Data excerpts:
···

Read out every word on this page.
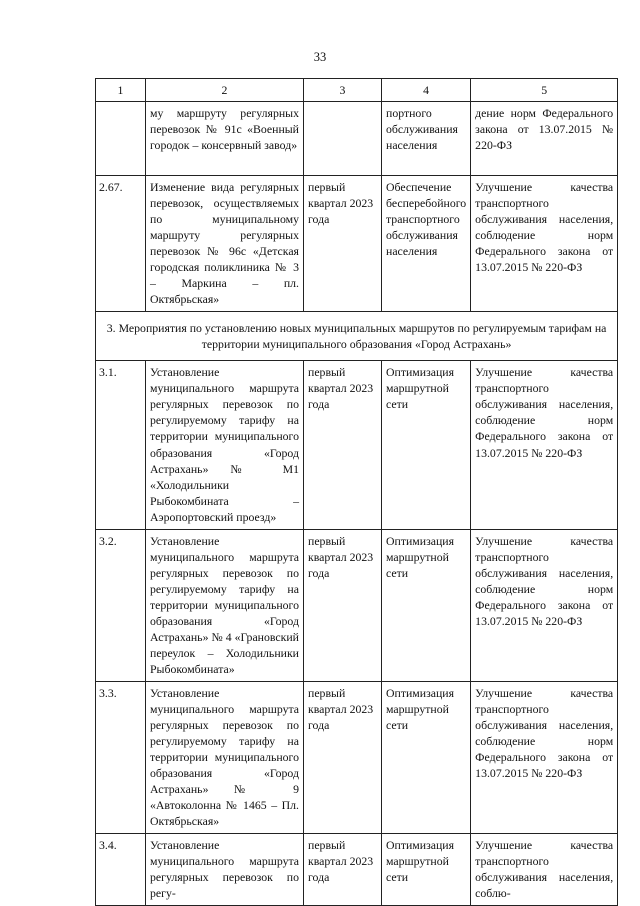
33
1	2	3	4	5
	му маршруту регулярных перевозок № 91с «Военный городок – консервный завод»		портного обслуживания населения	дение норм Федерального закона от 13.07.2015 № 220-ФЗ
2.67.	Изменение вида регулярных перевозок, осуществляемых по муниципальному маршруту регулярных перевозок № 96с «Детская городская поликлиника № 3 – Маркина – пл. Октябрьская»	первый квартал 2023 года	Обеспечение бесперебойного транспортного обслуживания населения	Улучшение качества транспортного обслуживания населения, соблюдение норм Федерального закона от 13.07.2015 № 220-ФЗ
3. Мероприятия по установлению новых муниципальных маршрутов по регулируемым тарифам на территории муниципального образования «Город Астрахань»				
3.1.	Установление муниципального маршрута регулярных перевозок по регулируемому тарифу на территории муниципального образования «Город Астрахань» № М1 «Холодильники Рыбокомбината – Аэропортовский проезд»	первый квартал 2023 года	Оптимизация маршрутной сети	Улучшение качества транспортного обслуживания населения, соблюдение норм Федерального закона от 13.07.2015 № 220-ФЗ
3.2.	Установление муниципального маршрута регулярных перевозок по регулируемому тарифу на территории муниципального образования «Город Астрахань» № 4 «Грановский переулок – Холодильники Рыбокомбината»	первый квартал 2023 года	Оптимизация маршрутной сети	Улучшение качества транспортного обслуживания населения, соблюдение норм Федерального закона от 13.07.2015 № 220-ФЗ
3.3.	Установление муниципального маршрута регулярных перевозок по регулируемому тарифу на территории муниципального образования «Город Астрахань» № 9 «Автоколонна № 1465 – Пл. Октябрьская»	первый квартал 2023 года	Оптимизация маршрутной сети	Улучшение качества транспортного обслуживания населения, соблюдение норм Федерального закона от 13.07.2015 № 220-ФЗ
3.4.	Установление муниципального маршрута регулярных перевозок по регу-	первый квартал 2023 года	Оптимизация маршрутной сети	Улучшение качества транспортного обслуживания населения, соблю-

···

Only lines with the word "населения" should be collected from the material.

■ RESULT FOR THIS TASK ■
	му маршруту регулярных перевозок № 91с «Военный городок – консервный завод»		портного обслуживания населения	дение норм Федерального закона от 13.07.2015 № 220-ФЗ
2.67.	Изменение вида регулярных перевозок, осуществляемых по муниципальному маршруту регулярных перевозок № 96с «Детская городская поликлиника № 3 – Маркина – пл. Октябрьская»	первый квартал 2023 года	Обеспечение бесперебойного транспортного обслуживания населения	Улучшение качества транспортного обслуживания населения, соблюдение норм Федерального закона от 13.07.2015 № 220-ФЗ
3.1.	Установление муниципального маршрута регулярных перевозок по регулируемому тарифу на территории муниципального образования «Город Астрахань» № М1 «Холодильники Рыбокомбината – Аэропортовский проезд»	первый квартал 2023 года	Оптимизация маршрутной сети	Улучшение качества транспортного обслуживания населения, соблюдение норм Федерального закона от 13.07.2015 № 220-ФЗ
3.2.	Установление муниципального маршрута регулярных перевозок по регулируемому тарифу на территории муниципального образования «Город Астрахань» № 4 «Грановский переулок – Холодильники Рыбокомбината»	первый квартал 2023 года	Оптимизация маршрутной сети	Улучшение качества транспортного обслуживания населения, соблюдение норм Федерального закона от 13.07.2015 № 220-ФЗ
3.3.	Установление муниципального маршрута регулярных перевозок по регулируемому тарифу на территории муниципального образования «Город Астрахань» № 9 «Автоколонна № 1465 – Пл. Октябрьская»	первый квартал 2023 года	Оптимизация маршрутной сети	Улучшение качества транспортного обслуживания населения, соблюдение норм Федерального закона от 13.07.2015 № 220-ФЗ
3.4.	Установление муниципального маршрута регулярных перевозок по регу-	первый квартал 2023 года	Оптимизация маршрутной сети	Улучшение качества транспортного обслуживания населения, соблю-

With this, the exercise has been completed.